---------- LISTING ----------
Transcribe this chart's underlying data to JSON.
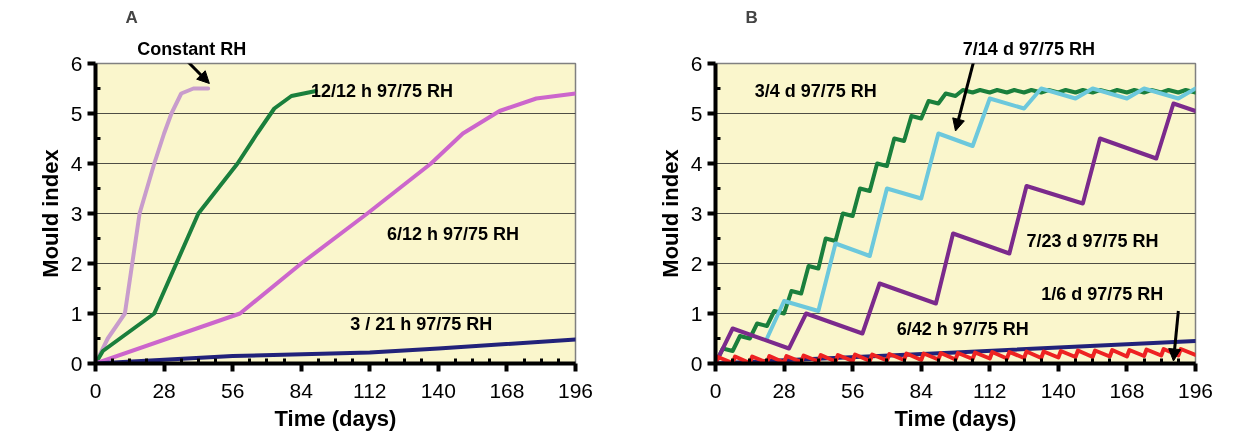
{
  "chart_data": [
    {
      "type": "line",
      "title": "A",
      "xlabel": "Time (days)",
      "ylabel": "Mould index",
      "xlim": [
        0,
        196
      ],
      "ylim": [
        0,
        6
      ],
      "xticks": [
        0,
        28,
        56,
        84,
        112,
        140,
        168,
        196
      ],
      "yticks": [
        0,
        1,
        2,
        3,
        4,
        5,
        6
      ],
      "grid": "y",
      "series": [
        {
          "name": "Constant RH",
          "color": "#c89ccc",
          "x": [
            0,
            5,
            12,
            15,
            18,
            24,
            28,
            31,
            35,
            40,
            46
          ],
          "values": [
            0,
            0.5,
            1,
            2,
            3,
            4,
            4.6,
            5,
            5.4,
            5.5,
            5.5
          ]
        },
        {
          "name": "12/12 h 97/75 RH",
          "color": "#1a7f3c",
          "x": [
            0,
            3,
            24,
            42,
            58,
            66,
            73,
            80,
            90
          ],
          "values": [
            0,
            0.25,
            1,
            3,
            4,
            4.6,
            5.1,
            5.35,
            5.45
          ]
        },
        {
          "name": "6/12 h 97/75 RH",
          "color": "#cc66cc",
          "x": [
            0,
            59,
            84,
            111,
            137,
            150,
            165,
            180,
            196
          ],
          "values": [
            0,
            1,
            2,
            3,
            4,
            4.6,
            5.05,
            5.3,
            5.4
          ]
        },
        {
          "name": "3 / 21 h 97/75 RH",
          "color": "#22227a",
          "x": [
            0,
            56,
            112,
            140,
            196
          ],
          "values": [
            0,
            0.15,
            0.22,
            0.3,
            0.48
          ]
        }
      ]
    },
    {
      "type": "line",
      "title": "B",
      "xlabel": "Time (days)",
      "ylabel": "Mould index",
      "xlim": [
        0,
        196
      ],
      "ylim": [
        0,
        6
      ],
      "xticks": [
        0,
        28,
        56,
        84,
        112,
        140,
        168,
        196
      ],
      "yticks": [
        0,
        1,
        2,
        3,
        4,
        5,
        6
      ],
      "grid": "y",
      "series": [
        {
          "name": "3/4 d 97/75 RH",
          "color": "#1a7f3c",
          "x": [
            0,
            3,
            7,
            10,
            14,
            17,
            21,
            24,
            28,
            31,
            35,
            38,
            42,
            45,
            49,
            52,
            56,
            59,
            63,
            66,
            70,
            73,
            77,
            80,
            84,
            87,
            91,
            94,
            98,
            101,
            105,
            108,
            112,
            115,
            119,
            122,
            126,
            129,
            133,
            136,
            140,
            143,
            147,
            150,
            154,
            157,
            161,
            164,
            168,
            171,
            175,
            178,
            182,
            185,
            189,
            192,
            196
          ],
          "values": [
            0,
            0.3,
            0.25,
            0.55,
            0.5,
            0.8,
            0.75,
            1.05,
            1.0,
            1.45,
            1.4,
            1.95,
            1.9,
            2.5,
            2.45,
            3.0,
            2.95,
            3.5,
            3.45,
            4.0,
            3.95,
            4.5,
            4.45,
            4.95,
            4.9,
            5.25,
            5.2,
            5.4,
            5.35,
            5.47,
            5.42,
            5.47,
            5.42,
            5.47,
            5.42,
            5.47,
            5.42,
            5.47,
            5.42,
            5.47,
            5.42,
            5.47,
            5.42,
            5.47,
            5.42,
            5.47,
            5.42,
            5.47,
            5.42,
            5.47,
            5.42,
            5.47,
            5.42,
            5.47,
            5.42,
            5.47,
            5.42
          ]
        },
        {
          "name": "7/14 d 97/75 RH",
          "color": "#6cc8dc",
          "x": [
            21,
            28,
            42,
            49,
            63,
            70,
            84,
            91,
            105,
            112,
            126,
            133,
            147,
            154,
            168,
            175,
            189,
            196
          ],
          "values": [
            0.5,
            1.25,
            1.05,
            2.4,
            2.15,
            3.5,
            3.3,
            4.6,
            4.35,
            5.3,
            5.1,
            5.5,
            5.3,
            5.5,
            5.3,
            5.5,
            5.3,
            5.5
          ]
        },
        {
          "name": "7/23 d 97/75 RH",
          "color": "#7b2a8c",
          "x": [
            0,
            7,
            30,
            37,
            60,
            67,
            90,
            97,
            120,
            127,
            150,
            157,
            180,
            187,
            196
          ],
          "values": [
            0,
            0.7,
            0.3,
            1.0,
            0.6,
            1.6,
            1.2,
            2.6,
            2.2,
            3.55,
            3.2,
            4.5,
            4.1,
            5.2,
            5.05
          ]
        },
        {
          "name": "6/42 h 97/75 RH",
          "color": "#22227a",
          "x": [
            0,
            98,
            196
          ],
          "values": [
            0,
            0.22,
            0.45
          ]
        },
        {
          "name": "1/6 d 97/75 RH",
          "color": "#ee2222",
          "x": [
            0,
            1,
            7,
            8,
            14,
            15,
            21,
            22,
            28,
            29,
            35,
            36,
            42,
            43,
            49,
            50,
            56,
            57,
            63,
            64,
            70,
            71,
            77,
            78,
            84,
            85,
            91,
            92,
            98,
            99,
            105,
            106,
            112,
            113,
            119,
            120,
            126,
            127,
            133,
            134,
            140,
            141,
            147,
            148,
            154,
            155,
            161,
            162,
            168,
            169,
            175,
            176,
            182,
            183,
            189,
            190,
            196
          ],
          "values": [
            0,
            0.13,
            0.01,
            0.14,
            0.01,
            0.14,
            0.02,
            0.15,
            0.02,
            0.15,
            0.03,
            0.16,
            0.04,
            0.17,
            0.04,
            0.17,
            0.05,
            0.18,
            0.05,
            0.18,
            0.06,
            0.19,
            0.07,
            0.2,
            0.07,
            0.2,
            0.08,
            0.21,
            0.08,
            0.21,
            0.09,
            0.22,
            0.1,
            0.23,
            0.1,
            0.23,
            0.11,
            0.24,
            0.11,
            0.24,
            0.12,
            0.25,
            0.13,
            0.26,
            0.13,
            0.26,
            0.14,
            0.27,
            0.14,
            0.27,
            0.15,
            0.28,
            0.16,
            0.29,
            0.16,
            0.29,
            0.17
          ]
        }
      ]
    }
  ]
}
----------
§ SET EXERCISE: Can you retype every record above exactly, leaving out the pictures?

§ EXERCISE OUTPUT:
Transcribe this chart's underlying data to JSON.
{
  "chart_data": [
    {
      "type": "line",
      "title": "A",
      "xlabel": "Time (days)",
      "ylabel": "Mould index",
      "xlim": [
        0,
        196
      ],
      "ylim": [
        0,
        6
      ],
      "xticks": [
        0,
        28,
        56,
        84,
        112,
        140,
        168,
        196
      ],
      "yticks": [
        0,
        1,
        2,
        3,
        4,
        5,
        6
      ],
      "grid": "y",
      "series": [
        {
          "name": "Constant RH",
          "color": "#c89ccc",
          "x": [
            0,
            5,
            12,
            15,
            18,
            24,
            28,
            31,
            35,
            40,
            46
          ],
          "values": [
            0,
            0.5,
            1,
            2,
            3,
            4,
            4.6,
            5,
            5.4,
            5.5,
            5.5
          ]
        },
        {
          "name": "12/12 h 97/75 RH",
          "color": "#1a7f3c",
          "x": [
            0,
            3,
            24,
            42,
            58,
            66,
            73,
            80,
            90
          ],
          "values": [
            0,
            0.25,
            1,
            3,
            4,
            4.6,
            5.1,
            5.35,
            5.45
          ]
        },
        {
          "name": "6/12 h 97/75 RH",
          "color": "#cc66cc",
          "x": [
            0,
            59,
            84,
            111,
            137,
            150,
            165,
            180,
            196
          ],
          "values": [
            0,
            1,
            2,
            3,
            4,
            4.6,
            5.05,
            5.3,
            5.4
          ]
        },
        {
          "name": "3 / 21 h 97/75 RH",
          "color": "#22227a",
          "x": [
            0,
            56,
            112,
            140,
            196
          ],
          "values": [
            0,
            0.15,
            0.22,
            0.3,
            0.48
          ]
        }
      ]
    },
    {
      "type": "line",
      "title": "B",
      "xlabel": "Time (days)",
      "ylabel": "Mould index",
      "xlim": [
        0,
        196
      ],
      "ylim": [
        0,
        6
      ],
      "xticks": [
        0,
        28,
        56,
        84,
        112,
        140,
        168,
        196
      ],
      "yticks": [
        0,
        1,
        2,
        3,
        4,
        5,
        6
      ],
      "grid": "y",
      "series": [
        {
          "name": "3/4 d 97/75 RH",
          "color": "#1a7f3c",
          "x": [
            0,
            3,
            7,
            10,
            14,
            17,
            21,
            24,
            28,
            31,
            35,
            38,
            42,
            45,
            49,
            52,
            56,
            59,
            63,
            66,
            70,
            73,
            77,
            80,
            84,
            87,
            91,
            94,
            98,
            101,
            105,
            108,
            112,
            115,
            119,
            122,
            126,
            129,
            133,
            136,
            140,
            143,
            147,
            150,
            154,
            157,
            161,
            164,
            168,
            171,
            175,
            178,
            182,
            185,
            189,
            192,
            196
          ],
          "values": [
            0,
            0.3,
            0.25,
            0.55,
            0.5,
            0.8,
            0.75,
            1.05,
            1.0,
            1.45,
            1.4,
            1.95,
            1.9,
            2.5,
            2.45,
            3.0,
            2.95,
            3.5,
            3.45,
            4.0,
            3.95,
            4.5,
            4.45,
            4.95,
            4.9,
            5.25,
            5.2,
            5.4,
            5.35,
            5.47,
            5.42,
            5.47,
            5.42,
            5.47,
            5.42,
            5.47,
            5.42,
            5.47,
            5.42,
            5.47,
            5.42,
            5.47,
            5.42,
            5.47,
            5.42,
            5.47,
            5.42,
            5.47,
            5.42,
            5.47,
            5.42,
            5.47,
            5.42,
            5.47,
            5.42,
            5.47,
            5.42
          ]
        },
        {
          "name": "7/14 d 97/75 RH",
          "color": "#6cc8dc",
          "x": [
            21,
            28,
            42,
            49,
            63,
            70,
            84,
            91,
            105,
            112,
            126,
            133,
            147,
            154,
            168,
            175,
            189,
            196
          ],
          "values": [
            0.5,
            1.25,
            1.05,
            2.4,
            2.15,
            3.5,
            3.3,
            4.6,
            4.35,
            5.3,
            5.1,
            5.5,
            5.3,
            5.5,
            5.3,
            5.5,
            5.3,
            5.5
          ]
        },
        {
          "name": "7/23 d 97/75 RH",
          "color": "#7b2a8c",
          "x": [
            0,
            7,
            30,
            37,
            60,
            67,
            90,
            97,
            120,
            127,
            150,
            157,
            180,
            187,
            196
          ],
          "values": [
            0,
            0.7,
            0.3,
            1.0,
            0.6,
            1.6,
            1.2,
            2.6,
            2.2,
            3.55,
            3.2,
            4.5,
            4.1,
            5.2,
            5.05
          ]
        },
        {
          "name": "6/42 h 97/75 RH",
          "color": "#22227a",
          "x": [
            0,
            98,
            196
          ],
          "values": [
            0,
            0.22,
            0.45
          ]
        },
        {
          "name": "1/6 d 97/75 RH",
          "color": "#ee2222",
          "x": [
            0,
            1,
            7,
            8,
            14,
            15,
            21,
            22,
            28,
            29,
            35,
            36,
            42,
            43,
            49,
            50,
            56,
            57,
            63,
            64,
            70,
            71,
            77,
            78,
            84,
            85,
            91,
            92,
            98,
            99,
            105,
            106,
            112,
            113,
            119,
            120,
            126,
            127,
            133,
            134,
            140,
            141,
            147,
            148,
            154,
            155,
            161,
            162,
            168,
            169,
            175,
            176,
            182,
            183,
            189,
            190,
            196
          ],
          "values": [
            0,
            0.13,
            0.01,
            0.14,
            0.01,
            0.14,
            0.02,
            0.15,
            0.02,
            0.15,
            0.03,
            0.16,
            0.04,
            0.17,
            0.04,
            0.17,
            0.05,
            0.18,
            0.05,
            0.18,
            0.06,
            0.19,
            0.07,
            0.2,
            0.07,
            0.2,
            0.08,
            0.21,
            0.08,
            0.21,
            0.09,
            0.22,
            0.1,
            0.23,
            0.1,
            0.23,
            0.11,
            0.24,
            0.11,
            0.24,
            0.12,
            0.25,
            0.13,
            0.26,
            0.13,
            0.26,
            0.14,
            0.27,
            0.14,
            0.27,
            0.15,
            0.28,
            0.16,
            0.29,
            0.16,
            0.29,
            0.17
          ]
        }
      ]
    }
  ]
}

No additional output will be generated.